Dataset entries

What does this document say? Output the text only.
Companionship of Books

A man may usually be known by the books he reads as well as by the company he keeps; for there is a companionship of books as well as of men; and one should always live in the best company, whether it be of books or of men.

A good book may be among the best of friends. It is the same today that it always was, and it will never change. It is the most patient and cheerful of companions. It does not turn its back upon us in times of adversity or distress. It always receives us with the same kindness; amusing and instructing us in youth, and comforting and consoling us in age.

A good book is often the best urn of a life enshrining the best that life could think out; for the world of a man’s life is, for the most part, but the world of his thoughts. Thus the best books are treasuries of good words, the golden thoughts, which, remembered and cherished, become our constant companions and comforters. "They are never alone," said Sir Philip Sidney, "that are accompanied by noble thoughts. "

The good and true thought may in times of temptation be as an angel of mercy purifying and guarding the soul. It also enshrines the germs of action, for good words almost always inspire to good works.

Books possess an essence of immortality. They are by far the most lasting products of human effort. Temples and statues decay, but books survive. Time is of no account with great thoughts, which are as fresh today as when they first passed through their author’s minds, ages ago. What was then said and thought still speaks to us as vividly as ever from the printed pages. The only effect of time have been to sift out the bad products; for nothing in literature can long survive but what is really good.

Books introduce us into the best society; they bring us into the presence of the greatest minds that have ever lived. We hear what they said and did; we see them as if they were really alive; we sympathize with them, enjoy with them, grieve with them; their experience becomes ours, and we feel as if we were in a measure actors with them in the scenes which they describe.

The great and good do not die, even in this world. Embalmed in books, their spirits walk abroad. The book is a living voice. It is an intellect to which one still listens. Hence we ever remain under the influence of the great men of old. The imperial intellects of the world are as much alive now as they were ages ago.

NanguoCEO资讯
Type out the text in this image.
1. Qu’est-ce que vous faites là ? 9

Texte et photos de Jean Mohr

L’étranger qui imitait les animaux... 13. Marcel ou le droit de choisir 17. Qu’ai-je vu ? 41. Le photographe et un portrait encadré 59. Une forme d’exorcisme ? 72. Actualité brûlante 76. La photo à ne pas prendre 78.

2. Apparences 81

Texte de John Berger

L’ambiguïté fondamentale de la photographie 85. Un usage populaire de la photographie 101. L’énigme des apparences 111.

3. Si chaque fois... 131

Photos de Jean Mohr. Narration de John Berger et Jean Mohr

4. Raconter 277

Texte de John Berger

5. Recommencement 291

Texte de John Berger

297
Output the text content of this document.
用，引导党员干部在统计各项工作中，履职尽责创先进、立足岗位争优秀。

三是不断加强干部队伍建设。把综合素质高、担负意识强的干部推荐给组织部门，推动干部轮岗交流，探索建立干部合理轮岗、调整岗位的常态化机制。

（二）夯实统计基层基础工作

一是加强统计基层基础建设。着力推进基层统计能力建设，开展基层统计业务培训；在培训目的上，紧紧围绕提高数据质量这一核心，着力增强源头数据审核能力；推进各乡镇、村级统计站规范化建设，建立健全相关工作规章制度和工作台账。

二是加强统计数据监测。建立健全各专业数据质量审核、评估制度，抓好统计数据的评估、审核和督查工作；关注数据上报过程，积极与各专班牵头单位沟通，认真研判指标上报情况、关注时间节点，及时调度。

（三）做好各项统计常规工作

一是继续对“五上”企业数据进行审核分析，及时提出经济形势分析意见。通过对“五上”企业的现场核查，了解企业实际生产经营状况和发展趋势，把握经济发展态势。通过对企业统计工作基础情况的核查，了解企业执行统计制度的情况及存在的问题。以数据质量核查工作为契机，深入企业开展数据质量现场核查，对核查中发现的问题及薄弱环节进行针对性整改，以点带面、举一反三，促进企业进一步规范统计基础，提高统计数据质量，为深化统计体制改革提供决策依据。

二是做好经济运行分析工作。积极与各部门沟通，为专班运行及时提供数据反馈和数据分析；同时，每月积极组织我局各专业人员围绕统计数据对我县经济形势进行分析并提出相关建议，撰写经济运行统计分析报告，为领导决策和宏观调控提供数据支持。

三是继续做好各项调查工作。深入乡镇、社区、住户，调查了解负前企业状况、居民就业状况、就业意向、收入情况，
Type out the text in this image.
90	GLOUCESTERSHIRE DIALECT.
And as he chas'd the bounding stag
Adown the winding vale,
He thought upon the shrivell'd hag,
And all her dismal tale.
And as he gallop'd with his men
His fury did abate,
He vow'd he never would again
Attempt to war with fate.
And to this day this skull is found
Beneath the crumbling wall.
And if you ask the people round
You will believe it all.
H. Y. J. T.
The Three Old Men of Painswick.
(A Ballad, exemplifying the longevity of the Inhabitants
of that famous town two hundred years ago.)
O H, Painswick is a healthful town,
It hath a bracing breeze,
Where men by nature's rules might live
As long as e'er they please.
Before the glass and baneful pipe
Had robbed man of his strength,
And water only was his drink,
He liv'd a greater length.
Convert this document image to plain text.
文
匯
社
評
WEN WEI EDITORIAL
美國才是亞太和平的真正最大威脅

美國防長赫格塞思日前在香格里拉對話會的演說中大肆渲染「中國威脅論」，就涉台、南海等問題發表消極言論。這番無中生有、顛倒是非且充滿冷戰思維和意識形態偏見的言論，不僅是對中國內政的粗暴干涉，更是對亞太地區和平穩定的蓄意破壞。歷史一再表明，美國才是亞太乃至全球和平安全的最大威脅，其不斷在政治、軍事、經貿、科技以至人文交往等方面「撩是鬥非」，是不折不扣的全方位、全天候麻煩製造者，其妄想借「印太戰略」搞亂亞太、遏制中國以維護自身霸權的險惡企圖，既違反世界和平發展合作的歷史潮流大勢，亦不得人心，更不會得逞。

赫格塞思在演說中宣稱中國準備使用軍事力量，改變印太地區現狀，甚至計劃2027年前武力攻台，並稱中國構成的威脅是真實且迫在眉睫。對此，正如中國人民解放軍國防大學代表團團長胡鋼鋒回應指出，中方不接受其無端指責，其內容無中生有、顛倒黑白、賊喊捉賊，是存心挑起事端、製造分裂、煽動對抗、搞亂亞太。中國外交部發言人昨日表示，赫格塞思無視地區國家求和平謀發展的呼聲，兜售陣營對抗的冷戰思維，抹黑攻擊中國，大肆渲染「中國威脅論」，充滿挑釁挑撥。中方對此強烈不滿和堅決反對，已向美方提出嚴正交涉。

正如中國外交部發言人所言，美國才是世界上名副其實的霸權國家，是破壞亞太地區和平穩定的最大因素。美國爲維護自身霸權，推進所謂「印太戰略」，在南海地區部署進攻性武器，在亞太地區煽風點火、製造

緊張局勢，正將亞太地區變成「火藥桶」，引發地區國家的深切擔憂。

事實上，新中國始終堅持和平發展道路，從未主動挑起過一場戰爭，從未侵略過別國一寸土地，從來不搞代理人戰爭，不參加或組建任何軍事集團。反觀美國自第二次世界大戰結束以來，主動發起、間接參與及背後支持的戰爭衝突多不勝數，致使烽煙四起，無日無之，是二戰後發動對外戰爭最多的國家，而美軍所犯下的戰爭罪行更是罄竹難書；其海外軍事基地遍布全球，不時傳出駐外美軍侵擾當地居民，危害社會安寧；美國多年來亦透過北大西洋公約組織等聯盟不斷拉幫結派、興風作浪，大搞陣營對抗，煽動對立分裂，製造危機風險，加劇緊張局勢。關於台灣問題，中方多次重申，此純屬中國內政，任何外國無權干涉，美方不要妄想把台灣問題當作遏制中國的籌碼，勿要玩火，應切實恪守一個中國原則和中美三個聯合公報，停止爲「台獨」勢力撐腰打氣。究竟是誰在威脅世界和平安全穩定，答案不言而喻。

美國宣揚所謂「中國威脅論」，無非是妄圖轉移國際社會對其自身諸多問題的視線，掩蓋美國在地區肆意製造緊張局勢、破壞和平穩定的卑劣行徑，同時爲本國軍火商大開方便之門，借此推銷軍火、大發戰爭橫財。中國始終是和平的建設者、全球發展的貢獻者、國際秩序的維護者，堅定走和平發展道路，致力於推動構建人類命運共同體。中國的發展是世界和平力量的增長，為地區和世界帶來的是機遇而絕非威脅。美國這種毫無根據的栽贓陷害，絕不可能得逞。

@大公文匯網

* [What the task requires]: Using the listing, copy every line where the word "town" shows up.

* [Task output]:
of that famous town two hundred years ago.)
O H, Painswick is a healthful town,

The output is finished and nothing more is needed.